Copy all of the data below word for word, omitting the pictures.

○ ○ ○

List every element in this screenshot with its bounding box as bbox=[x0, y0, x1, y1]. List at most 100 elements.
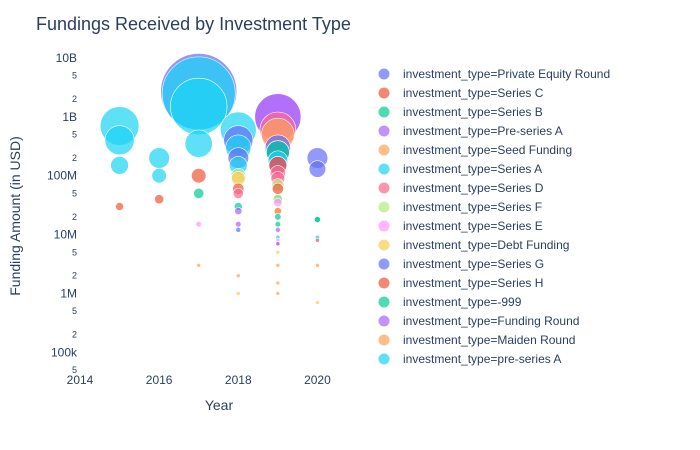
legend-item[interactable]: investment_type=Debt Funding bbox=[378, 238, 570, 252]
y-tick-label-major: 1B bbox=[62, 110, 77, 124]
data-point-s13-1 bbox=[235, 221, 242, 228]
data-point-s5-9 bbox=[184, 129, 213, 158]
x-axis: 2014 2016 2018 2020 bbox=[67, 373, 331, 387]
legend-item[interactable]: investment_type=Series B bbox=[378, 105, 543, 119]
y-tick-label-minor: 2 bbox=[72, 153, 77, 163]
data-point-s8-0 bbox=[273, 197, 283, 208]
legend-item[interactable]: investment_type=Series C bbox=[378, 86, 544, 100]
legend-swatch bbox=[378, 353, 390, 365]
legend-swatch bbox=[378, 68, 390, 80]
legend-item[interactable]: investment_type=Series H bbox=[378, 276, 544, 290]
x-axis-title: Year bbox=[205, 397, 234, 413]
y-tick-label-major: 100M bbox=[47, 169, 77, 183]
legend-swatch bbox=[378, 334, 390, 346]
legend-label: investment_type=-999 bbox=[403, 295, 522, 309]
data-point-s10-1 bbox=[235, 227, 242, 233]
x-tick-label: 2016 bbox=[146, 373, 173, 387]
x-tick-label: 2018 bbox=[225, 373, 252, 387]
data-point-s4-3 bbox=[275, 263, 281, 268]
data-point-s3-3 bbox=[275, 241, 281, 246]
data-point-s12-0 bbox=[314, 216, 321, 223]
legend-label: investment_type=Series A bbox=[403, 162, 542, 176]
legend-label: investment_type=Maiden Round bbox=[403, 333, 575, 347]
legend-label: investment_type=Series B bbox=[403, 105, 543, 119]
legend-label: investment_type=Debt Funding bbox=[403, 238, 569, 252]
y-tick-label-minor: 2 bbox=[72, 330, 77, 340]
legend-item[interactable]: investment_type=Series F bbox=[378, 200, 543, 214]
y-axis: 100k 1M 10M 100M 1B 10B 5 2 5 2 5 2 5 2 5 2 5 bbox=[47, 51, 78, 375]
x-tick-label: 2014 bbox=[67, 373, 94, 387]
data-point-s3-1 bbox=[234, 207, 243, 216]
data-point-s4-2 bbox=[196, 263, 202, 268]
data-point-s1-5 bbox=[154, 194, 165, 205]
legend-swatch bbox=[378, 296, 390, 308]
legend-item[interactable]: investment_type=Seed Funding bbox=[378, 143, 573, 157]
legend-item[interactable]: investment_type=Series D bbox=[378, 181, 544, 195]
legend-swatch bbox=[378, 106, 390, 118]
legend-label: investment_type=pre-series A bbox=[403, 352, 561, 366]
legend-swatch bbox=[378, 163, 390, 175]
legend-label: investment_type=Pre-series A bbox=[403, 124, 563, 138]
legend-item[interactable]: investment_type=-999 bbox=[378, 295, 522, 309]
data-point-s4-5 bbox=[315, 263, 320, 268]
legend-swatch bbox=[378, 144, 390, 156]
y-tick-label-major: 10B bbox=[56, 51, 77, 65]
y-tick-label-minor: 5 bbox=[72, 71, 77, 81]
legend-label: investment_type=Series D bbox=[403, 181, 544, 195]
legend-item[interactable]: investment_type=Private Equity Round bbox=[378, 67, 611, 81]
y-tick-label-minor: 5 bbox=[72, 247, 77, 257]
legend-label: investment_type=Series C bbox=[403, 86, 544, 100]
plot-area bbox=[99, 53, 329, 305]
legend-label: investment_type=Series E bbox=[403, 219, 543, 233]
y-tick-label-minor: 5 bbox=[72, 188, 77, 198]
y-tick-label-major: 100k bbox=[51, 345, 78, 359]
legend-item[interactable]: investment_type=Series E bbox=[378, 219, 543, 233]
data-point-s3-2 bbox=[275, 227, 281, 233]
legend-item[interactable]: investment_type=Maiden Round bbox=[378, 333, 576, 347]
data-point-s5-7 bbox=[151, 168, 167, 184]
legend-item[interactable]: investment_type=Series A bbox=[378, 162, 543, 176]
data-point-s5-8 bbox=[110, 156, 129, 175]
legend-swatch bbox=[378, 239, 390, 251]
data-point-s9-1 bbox=[275, 249, 281, 255]
data-point-s4-4 bbox=[275, 291, 281, 296]
legend-swatch bbox=[378, 201, 390, 213]
data-point-s1-0 bbox=[191, 168, 207, 184]
data-point-s1-2 bbox=[271, 182, 284, 195]
legend-label: investment_type=Series H bbox=[403, 276, 543, 290]
legend-swatch bbox=[378, 277, 390, 289]
legend-swatch bbox=[378, 182, 390, 194]
legend-swatch bbox=[378, 220, 390, 232]
y-tick-label-minor: 2 bbox=[72, 271, 77, 281]
data-point-s5-2 bbox=[148, 147, 170, 169]
y-tick-label-minor: 5 bbox=[72, 306, 77, 316]
legend-swatch bbox=[378, 125, 390, 137]
y-axis-title: Funding Amount (in USD) bbox=[7, 136, 23, 296]
legend: investment_type=Private Equity Round inve… bbox=[378, 67, 611, 366]
chart-title: Fundings Received by Investment Type bbox=[36, 14, 351, 34]
legend-item[interactable]: investment_type=Series G bbox=[378, 257, 545, 271]
data-point-s9-2 bbox=[315, 300, 320, 305]
legend-label: investment_type=Seed Funding bbox=[403, 143, 572, 157]
legend-swatch bbox=[378, 315, 390, 327]
legend-item[interactable]: investment_type=Pre-series A bbox=[378, 124, 563, 138]
data-point-s5-1 bbox=[104, 125, 135, 156]
data-point-s12-1 bbox=[274, 213, 282, 221]
legend-label: investment_type=Series G bbox=[403, 257, 544, 271]
x-tick-label: 2020 bbox=[304, 373, 331, 387]
data-point-s8-1 bbox=[195, 221, 202, 228]
legend-item[interactable]: investment_type=pre-series A bbox=[378, 352, 562, 366]
data-point-s1-4 bbox=[115, 202, 124, 211]
data-point-s0-5 bbox=[308, 160, 327, 178]
legend-item[interactable]: investment_type=Funding Round bbox=[378, 314, 580, 328]
y-tick-label-minor: 5 bbox=[72, 365, 77, 375]
y-tick-label-major: 10M bbox=[54, 228, 77, 242]
data-point-s9-3 bbox=[235, 291, 241, 296]
y-tick-label-major: 1M bbox=[60, 286, 77, 300]
data-point-s11-1 bbox=[315, 237, 320, 243]
legend-swatch bbox=[378, 87, 390, 99]
legend-swatch bbox=[378, 258, 390, 270]
data-point-s6-3 bbox=[232, 187, 244, 199]
legend-label: investment_type=Funding Round bbox=[403, 314, 579, 328]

○ ○ ○

→ **Task solution**:
List every element in this screenshot with its bounding box as bbox=[x0, y0, x1, y1]. List at most 100 elements.
legend-item[interactable]: investment_type=Debt Funding bbox=[378, 238, 570, 252]
y-tick-label-major: 1B bbox=[62, 110, 77, 124]
data-point-s13-1 bbox=[235, 221, 242, 228]
data-point-s5-9 bbox=[184, 129, 213, 158]
x-axis: 2014 2016 2018 2020 bbox=[67, 373, 331, 387]
legend-item[interactable]: investment_type=Series B bbox=[378, 105, 543, 119]
y-tick-label-minor: 2 bbox=[72, 153, 77, 163]
data-point-s8-0 bbox=[273, 197, 283, 208]
legend-item[interactable]: investment_type=Series C bbox=[378, 86, 544, 100]
legend-swatch bbox=[378, 353, 390, 365]
legend-swatch bbox=[378, 68, 390, 80]
legend-item[interactable]: investment_type=Series H bbox=[378, 276, 544, 290]
x-axis-title: Year bbox=[205, 397, 234, 413]
y-tick-label-major: 100M bbox=[47, 169, 77, 183]
legend-swatch bbox=[378, 334, 390, 346]
legend-label: investment_type=-999 bbox=[403, 295, 522, 309]
data-point-s10-1 bbox=[235, 227, 242, 233]
x-tick-label: 2016 bbox=[146, 373, 173, 387]
x-tick-label: 2018 bbox=[225, 373, 252, 387]
data-point-s4-3 bbox=[275, 263, 281, 268]
data-point-s3-3 bbox=[275, 241, 281, 246]
data-point-s12-0 bbox=[314, 216, 321, 223]
legend-label: investment_type=Series A bbox=[403, 162, 542, 176]
legend-label: investment_type=Maiden Round bbox=[403, 333, 575, 347]
legend-label: investment_type=Series B bbox=[403, 105, 543, 119]
legend-label: investment_type=Debt Funding bbox=[403, 238, 569, 252]
y-tick-label-minor: 2 bbox=[72, 330, 77, 340]
legend-item[interactable]: investment_type=Series F bbox=[378, 200, 543, 214]
y-axis: 100k 1M 10M 100M 1B 10B 5 2 5 2 5 2 5 2 5 2 5 bbox=[47, 51, 78, 375]
x-tick-label: 2014 bbox=[67, 373, 94, 387]
data-point-s3-1 bbox=[234, 207, 243, 216]
data-point-s4-2 bbox=[196, 263, 202, 268]
data-point-s1-5 bbox=[154, 194, 165, 205]
legend-swatch bbox=[378, 296, 390, 308]
legend-item[interactable]: investment_type=Seed Funding bbox=[378, 143, 573, 157]
legend-item[interactable]: investment_type=Series D bbox=[378, 181, 544, 195]
legend-swatch bbox=[378, 106, 390, 118]
legend-label: investment_type=pre-series A bbox=[403, 352, 561, 366]
legend-swatch bbox=[378, 163, 390, 175]
legend-label: investment_type=Pre-series A bbox=[403, 124, 563, 138]
legend-item[interactable]: investment_type=-999 bbox=[378, 295, 522, 309]
data-point-s4-5 bbox=[315, 263, 320, 268]
legend-swatch bbox=[378, 144, 390, 156]
y-tick-label-major: 10B bbox=[56, 51, 77, 65]
y-tick-label-minor: 5 bbox=[72, 71, 77, 81]
legend-label: investment_type=Series D bbox=[403, 181, 544, 195]
legend-item[interactable]: investment_type=Private Equity Round bbox=[378, 67, 611, 81]
y-tick-label-minor: 5 bbox=[72, 247, 77, 257]
legend-label: investment_type=Series C bbox=[403, 86, 544, 100]
plot-area bbox=[99, 53, 329, 305]
legend-label: investment_type=Series E bbox=[403, 219, 543, 233]
y-tick-label-minor: 5 bbox=[72, 188, 77, 198]
y-tick-label-major: 100k bbox=[51, 345, 78, 359]
legend-item[interactable]: investment_type=Series E bbox=[378, 219, 543, 233]
data-point-s3-2 bbox=[275, 227, 281, 233]
legend-item[interactable]: investment_type=Maiden Round bbox=[378, 333, 576, 347]
data-point-s5-7 bbox=[151, 168, 167, 184]
legend-item[interactable]: investment_type=Series A bbox=[378, 162, 543, 176]
data-point-s5-8 bbox=[110, 156, 129, 175]
legend-swatch bbox=[378, 239, 390, 251]
data-point-s9-1 bbox=[275, 249, 281, 255]
data-point-s4-4 bbox=[275, 291, 281, 296]
legend-swatch bbox=[378, 201, 390, 213]
data-point-s1-0 bbox=[191, 168, 207, 184]
data-point-s1-2 bbox=[271, 182, 284, 195]
legend-label: investment_type=Series H bbox=[403, 276, 543, 290]
legend-swatch bbox=[378, 277, 390, 289]
legend-swatch bbox=[378, 182, 390, 194]
legend-swatch bbox=[378, 220, 390, 232]
y-tick-label-minor: 2 bbox=[72, 271, 77, 281]
data-point-s5-2 bbox=[148, 147, 170, 169]
y-tick-label-minor: 5 bbox=[72, 306, 77, 316]
legend-swatch bbox=[378, 125, 390, 137]
y-axis-title: Funding Amount (in USD) bbox=[7, 136, 23, 296]
legend: investment_type=Private Equity Round inve… bbox=[378, 67, 611, 366]
chart-title: Fundings Received by Investment Type bbox=[36, 14, 351, 34]
legend-item[interactable]: investment_type=Series G bbox=[378, 257, 545, 271]
data-point-s9-2 bbox=[315, 300, 320, 305]
legend-label: investment_type=Seed Funding bbox=[403, 143, 572, 157]
legend-swatch bbox=[378, 315, 390, 327]
legend-item[interactable]: investment_type=Pre-series A bbox=[378, 124, 563, 138]
data-point-s5-1 bbox=[104, 125, 135, 156]
data-point-s12-1 bbox=[274, 213, 282, 221]
legend-label: investment_type=Series G bbox=[403, 257, 544, 271]
x-tick-label: 2020 bbox=[304, 373, 331, 387]
data-point-s8-1 bbox=[195, 221, 202, 228]
legend-item[interactable]: investment_type=pre-series A bbox=[378, 352, 562, 366]
data-point-s1-4 bbox=[115, 202, 124, 211]
data-point-s0-5 bbox=[308, 160, 327, 178]
legend-item[interactable]: investment_type=Funding Round bbox=[378, 314, 580, 328]
y-tick-label-minor: 5 bbox=[72, 365, 77, 375]
y-tick-label-major: 10M bbox=[54, 228, 77, 242]
data-point-s9-3 bbox=[235, 291, 241, 296]
y-tick-label-major: 1M bbox=[60, 286, 77, 300]
data-point-s11-1 bbox=[315, 237, 320, 243]
legend-swatch bbox=[378, 87, 390, 99]
legend-swatch bbox=[378, 258, 390, 270]
data-point-s6-3 bbox=[232, 187, 244, 199]
legend-label: investment_type=Funding Round bbox=[403, 314, 579, 328]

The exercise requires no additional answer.